- **DATA ENTRIES**
■ ■ ■

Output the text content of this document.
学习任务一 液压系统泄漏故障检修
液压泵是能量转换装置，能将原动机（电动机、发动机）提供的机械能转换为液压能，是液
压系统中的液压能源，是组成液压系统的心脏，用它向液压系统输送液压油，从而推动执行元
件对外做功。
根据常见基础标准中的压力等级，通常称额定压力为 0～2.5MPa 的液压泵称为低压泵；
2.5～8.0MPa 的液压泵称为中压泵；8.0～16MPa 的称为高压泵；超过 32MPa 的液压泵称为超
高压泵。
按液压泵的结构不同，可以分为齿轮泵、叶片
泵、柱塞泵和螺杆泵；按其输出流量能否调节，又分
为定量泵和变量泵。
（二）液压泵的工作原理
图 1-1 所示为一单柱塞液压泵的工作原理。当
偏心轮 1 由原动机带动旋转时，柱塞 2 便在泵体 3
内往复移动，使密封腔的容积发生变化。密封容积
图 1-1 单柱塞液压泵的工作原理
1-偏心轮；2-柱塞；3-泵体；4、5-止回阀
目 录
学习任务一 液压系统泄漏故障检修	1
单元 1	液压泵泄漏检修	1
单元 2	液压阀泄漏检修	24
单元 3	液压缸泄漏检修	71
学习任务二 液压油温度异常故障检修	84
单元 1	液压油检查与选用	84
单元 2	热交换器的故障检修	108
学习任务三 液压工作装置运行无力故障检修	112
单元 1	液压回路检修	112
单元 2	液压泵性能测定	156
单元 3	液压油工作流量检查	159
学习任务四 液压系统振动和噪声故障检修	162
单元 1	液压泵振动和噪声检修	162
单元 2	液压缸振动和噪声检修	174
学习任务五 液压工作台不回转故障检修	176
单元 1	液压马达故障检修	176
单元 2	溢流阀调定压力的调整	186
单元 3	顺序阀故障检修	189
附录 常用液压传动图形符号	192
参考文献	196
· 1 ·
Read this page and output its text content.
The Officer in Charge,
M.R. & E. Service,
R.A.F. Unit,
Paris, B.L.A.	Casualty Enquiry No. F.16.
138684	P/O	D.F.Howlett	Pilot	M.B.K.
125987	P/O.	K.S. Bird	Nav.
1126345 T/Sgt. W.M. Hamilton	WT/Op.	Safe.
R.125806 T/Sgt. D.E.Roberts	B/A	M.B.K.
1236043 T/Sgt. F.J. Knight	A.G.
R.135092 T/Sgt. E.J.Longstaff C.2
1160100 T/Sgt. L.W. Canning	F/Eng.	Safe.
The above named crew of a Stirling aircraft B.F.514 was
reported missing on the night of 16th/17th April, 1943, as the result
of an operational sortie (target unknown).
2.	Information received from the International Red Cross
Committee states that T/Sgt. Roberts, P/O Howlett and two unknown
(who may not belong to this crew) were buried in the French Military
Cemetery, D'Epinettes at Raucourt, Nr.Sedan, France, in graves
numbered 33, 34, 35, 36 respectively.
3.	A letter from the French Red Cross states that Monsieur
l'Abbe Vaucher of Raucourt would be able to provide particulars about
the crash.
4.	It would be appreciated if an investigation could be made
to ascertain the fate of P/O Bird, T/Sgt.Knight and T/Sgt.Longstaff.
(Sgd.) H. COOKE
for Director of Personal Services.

■ ■ ■

- **THE TASK**
Copy out every line holding the string "液压系统泄漏故障检修".

- **RESPONSE TO THIS EXERCISE**
学习任务一 液压系统泄漏故障检修
学习任务一 液压系统泄漏故障检修	1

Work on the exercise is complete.